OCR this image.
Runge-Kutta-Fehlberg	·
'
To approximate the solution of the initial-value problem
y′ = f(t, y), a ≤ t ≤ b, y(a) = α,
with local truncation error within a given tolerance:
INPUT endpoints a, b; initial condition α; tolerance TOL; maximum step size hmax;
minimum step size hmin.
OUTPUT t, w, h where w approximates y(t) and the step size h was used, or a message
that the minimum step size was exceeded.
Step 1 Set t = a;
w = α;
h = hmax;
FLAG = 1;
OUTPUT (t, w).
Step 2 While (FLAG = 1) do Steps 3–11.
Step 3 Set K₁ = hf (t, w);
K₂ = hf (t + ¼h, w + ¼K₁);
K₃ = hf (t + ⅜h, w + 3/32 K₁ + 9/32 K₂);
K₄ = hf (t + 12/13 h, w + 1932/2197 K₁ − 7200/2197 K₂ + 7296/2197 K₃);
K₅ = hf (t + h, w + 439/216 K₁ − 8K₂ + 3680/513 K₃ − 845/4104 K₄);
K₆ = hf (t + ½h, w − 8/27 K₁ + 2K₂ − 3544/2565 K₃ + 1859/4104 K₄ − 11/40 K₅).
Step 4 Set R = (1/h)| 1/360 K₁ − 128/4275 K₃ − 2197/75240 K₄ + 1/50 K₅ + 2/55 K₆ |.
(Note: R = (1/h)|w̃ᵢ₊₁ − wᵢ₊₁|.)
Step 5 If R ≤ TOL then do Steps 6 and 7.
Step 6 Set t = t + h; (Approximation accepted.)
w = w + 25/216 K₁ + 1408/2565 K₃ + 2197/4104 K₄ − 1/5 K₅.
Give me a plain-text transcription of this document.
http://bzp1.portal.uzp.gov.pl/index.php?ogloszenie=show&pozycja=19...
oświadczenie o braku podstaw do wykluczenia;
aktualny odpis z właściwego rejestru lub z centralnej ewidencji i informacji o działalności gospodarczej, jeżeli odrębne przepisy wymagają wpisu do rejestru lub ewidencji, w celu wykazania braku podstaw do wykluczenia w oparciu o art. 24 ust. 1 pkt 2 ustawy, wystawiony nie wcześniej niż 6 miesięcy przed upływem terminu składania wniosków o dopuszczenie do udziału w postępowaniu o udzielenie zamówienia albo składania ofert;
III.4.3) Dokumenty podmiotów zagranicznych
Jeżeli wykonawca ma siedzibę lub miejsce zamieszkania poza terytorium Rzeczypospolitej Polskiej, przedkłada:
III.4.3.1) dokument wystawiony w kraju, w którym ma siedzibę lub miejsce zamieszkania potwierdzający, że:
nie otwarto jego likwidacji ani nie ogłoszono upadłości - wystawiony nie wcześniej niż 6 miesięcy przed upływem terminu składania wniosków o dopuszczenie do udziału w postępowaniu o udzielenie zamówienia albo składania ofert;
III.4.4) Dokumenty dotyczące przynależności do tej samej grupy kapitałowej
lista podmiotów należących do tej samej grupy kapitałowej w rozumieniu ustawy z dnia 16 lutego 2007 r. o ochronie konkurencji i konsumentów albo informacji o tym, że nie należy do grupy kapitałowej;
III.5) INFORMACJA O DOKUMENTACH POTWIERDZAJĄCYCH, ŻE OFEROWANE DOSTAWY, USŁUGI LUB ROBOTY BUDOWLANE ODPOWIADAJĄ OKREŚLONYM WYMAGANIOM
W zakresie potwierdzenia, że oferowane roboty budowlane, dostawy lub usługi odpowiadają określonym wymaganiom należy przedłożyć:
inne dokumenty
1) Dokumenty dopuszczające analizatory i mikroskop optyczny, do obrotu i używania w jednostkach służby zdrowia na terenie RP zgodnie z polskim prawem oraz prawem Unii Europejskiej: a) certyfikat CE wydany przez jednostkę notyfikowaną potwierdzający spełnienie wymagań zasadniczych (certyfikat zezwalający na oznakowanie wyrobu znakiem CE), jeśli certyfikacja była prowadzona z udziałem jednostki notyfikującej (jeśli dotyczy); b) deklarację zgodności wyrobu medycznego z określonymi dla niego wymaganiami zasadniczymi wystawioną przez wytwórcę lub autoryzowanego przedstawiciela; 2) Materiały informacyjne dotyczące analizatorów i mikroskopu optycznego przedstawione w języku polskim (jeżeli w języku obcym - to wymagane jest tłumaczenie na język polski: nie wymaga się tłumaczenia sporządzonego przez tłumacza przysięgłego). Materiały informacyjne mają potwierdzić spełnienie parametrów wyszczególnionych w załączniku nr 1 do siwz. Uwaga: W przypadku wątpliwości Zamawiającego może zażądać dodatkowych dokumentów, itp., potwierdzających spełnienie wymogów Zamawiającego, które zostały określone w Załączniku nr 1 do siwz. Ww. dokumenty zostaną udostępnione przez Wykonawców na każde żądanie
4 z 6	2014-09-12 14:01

— WHAT THE TASK REQUIRES —
Go through the records above and retype each one exactly.

— SOLVED PROBLEM —
OCR this image.
Runge-Kutta-Fehlberg	·
'
To approximate the solution of the initial-value problem
y′ = f(t, y), a ≤ t ≤ b, y(a) = α,
with local truncation error within a given tolerance:
INPUT endpoints a, b; initial condition α; tolerance TOL; maximum step size hmax;
minimum step size hmin.
OUTPUT t, w, h where w approximates y(t) and the step size h was used, or a message
that the minimum step size was exceeded.
Step 1 Set t = a;
w = α;
h = hmax;
FLAG = 1;
OUTPUT (t, w).
Step 2 While (FLAG = 1) do Steps 3–11.
Step 3 Set K₁ = hf (t, w);
K₂ = hf (t + ¼h, w + ¼K₁);
K₃ = hf (t + ⅜h, w + 3/32 K₁ + 9/32 K₂);
K₄ = hf (t + 12/13 h, w + 1932/2197 K₁ − 7200/2197 K₂ + 7296/2197 K₃);
K₅ = hf (t + h, w + 439/216 K₁ − 8K₂ + 3680/513 K₃ − 845/4104 K₄);
K₆ = hf (t + ½h, w − 8/27 K₁ + 2K₂ − 3544/2565 K₃ + 1859/4104 K₄ − 11/40 K₅).
Step 4 Set R = (1/h)| 1/360 K₁ − 128/4275 K₃ − 2197/75240 K₄ + 1/50 K₅ + 2/55 K₆ |.
(Note: R = (1/h)|w̃ᵢ₊₁ − wᵢ₊₁|.)
Step 5 If R ≤ TOL then do Steps 6 and 7.
Step 6 Set t = t + h; (Approximation accepted.)
w = w + 25/216 K₁ + 1408/2565 K₃ + 2197/4104 K₄ − 1/5 K₅.
Give me a plain-text transcription of this document.
http://bzp1.portal.uzp.gov.pl/index.php?ogloszenie=show&pozycja=19...
oświadczenie o braku podstaw do wykluczenia;
aktualny odpis z właściwego rejestru lub z centralnej ewidencji i informacji o działalności gospodarczej, jeżeli odrębne przepisy wymagają wpisu do rejestru lub ewidencji, w celu wykazania braku podstaw do wykluczenia w oparciu o art. 24 ust. 1 pkt 2 ustawy, wystawiony nie wcześniej niż 6 miesięcy przed upływem terminu składania wniosków o dopuszczenie do udziału w postępowaniu o udzielenie zamówienia albo składania ofert;
III.4.3) Dokumenty podmiotów zagranicznych
Jeżeli wykonawca ma siedzibę lub miejsce zamieszkania poza terytorium Rzeczypospolitej Polskiej, przedkłada:
III.4.3.1) dokument wystawiony w kraju, w którym ma siedzibę lub miejsce zamieszkania potwierdzający, że:
nie otwarto jego likwidacji ani nie ogłoszono upadłości - wystawiony nie wcześniej niż 6 miesięcy przed upływem terminu składania wniosków o dopuszczenie do udziału w postępowaniu o udzielenie zamówienia albo składania ofert;
III.4.4) Dokumenty dotyczące przynależności do tej samej grupy kapitałowej
lista podmiotów należących do tej samej grupy kapitałowej w rozumieniu ustawy z dnia 16 lutego 2007 r. o ochronie konkurencji i konsumentów albo informacji o tym, że nie należy do grupy kapitałowej;
III.5) INFORMACJA O DOKUMENTACH POTWIERDZAJĄCYCH, ŻE OFEROWANE DOSTAWY, USŁUGI LUB ROBOTY BUDOWLANE ODPOWIADAJĄ OKREŚLONYM WYMAGANIOM
W zakresie potwierdzenia, że oferowane roboty budowlane, dostawy lub usługi odpowiadają określonym wymaganiom należy przedłożyć:
inne dokumenty
1) Dokumenty dopuszczające analizatory i mikroskop optyczny, do obrotu i używania w jednostkach służby zdrowia na terenie RP zgodnie z polskim prawem oraz prawem Unii Europejskiej: a) certyfikat CE wydany przez jednostkę notyfikowaną potwierdzający spełnienie wymagań zasadniczych (certyfikat zezwalający na oznakowanie wyrobu znakiem CE), jeśli certyfikacja była prowadzona z udziałem jednostki notyfikującej (jeśli dotyczy); b) deklarację zgodności wyrobu medycznego z określonymi dla niego wymaganiami zasadniczymi wystawioną przez wytwórcę lub autoryzowanego przedstawiciela; 2) Materiały informacyjne dotyczące analizatorów i mikroskopu optycznego przedstawione w języku polskim (jeżeli w języku obcym - to wymagane jest tłumaczenie na język polski: nie wymaga się tłumaczenia sporządzonego przez tłumacza przysięgłego). Materiały informacyjne mają potwierdzić spełnienie parametrów wyszczególnionych w załączniku nr 1 do siwz. Uwaga: W przypadku wątpliwości Zamawiającego może zażądać dodatkowych dokumentów, itp., potwierdzających spełnienie wymogów Zamawiającego, które zostały określone w Załączniku nr 1 do siwz. Ww. dokumenty zostaną udostępnione przez Wykonawców na każde żądanie
4 z 6	2014-09-12 14:01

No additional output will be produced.